■ **YOUR GOAL**: Gather every line from the entries below that includes "this".

* Begin PROVIDED DATA *

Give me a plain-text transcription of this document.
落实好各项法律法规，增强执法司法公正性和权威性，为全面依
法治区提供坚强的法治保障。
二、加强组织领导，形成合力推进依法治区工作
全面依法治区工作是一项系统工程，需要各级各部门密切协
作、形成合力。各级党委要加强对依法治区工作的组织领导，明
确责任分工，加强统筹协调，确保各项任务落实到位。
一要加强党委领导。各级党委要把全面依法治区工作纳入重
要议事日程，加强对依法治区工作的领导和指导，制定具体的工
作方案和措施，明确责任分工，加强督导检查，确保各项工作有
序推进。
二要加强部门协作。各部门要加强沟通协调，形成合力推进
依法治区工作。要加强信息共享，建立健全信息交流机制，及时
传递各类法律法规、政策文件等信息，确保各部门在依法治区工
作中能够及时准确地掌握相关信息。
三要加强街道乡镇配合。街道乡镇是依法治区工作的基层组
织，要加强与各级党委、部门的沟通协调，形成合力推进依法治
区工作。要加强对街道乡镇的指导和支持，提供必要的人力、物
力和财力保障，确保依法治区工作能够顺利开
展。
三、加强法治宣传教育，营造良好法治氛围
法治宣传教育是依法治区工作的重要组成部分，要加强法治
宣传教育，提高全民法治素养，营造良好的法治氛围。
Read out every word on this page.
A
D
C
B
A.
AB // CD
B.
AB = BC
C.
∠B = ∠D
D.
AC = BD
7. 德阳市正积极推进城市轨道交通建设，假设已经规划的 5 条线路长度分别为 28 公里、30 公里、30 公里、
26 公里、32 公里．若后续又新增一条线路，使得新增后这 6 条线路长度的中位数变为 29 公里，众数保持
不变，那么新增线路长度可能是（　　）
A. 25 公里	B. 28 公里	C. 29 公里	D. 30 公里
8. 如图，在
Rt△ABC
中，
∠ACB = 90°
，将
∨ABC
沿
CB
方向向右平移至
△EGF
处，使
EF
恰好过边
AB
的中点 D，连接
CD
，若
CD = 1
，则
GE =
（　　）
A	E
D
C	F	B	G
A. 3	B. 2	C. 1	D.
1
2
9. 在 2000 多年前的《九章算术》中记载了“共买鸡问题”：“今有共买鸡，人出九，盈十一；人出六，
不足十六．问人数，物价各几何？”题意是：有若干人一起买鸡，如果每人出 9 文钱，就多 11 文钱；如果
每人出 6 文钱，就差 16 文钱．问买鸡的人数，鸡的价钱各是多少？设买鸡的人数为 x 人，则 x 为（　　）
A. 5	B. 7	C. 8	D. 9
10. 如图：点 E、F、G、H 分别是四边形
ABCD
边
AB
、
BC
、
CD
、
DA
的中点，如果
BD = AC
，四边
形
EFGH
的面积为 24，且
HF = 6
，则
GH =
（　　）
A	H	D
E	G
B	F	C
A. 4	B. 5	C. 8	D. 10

* End PROVIDED DATA *

■ **SOLVED EXERCISE**:
Give me a plain-text transcription of this document.
Read out every word on this page.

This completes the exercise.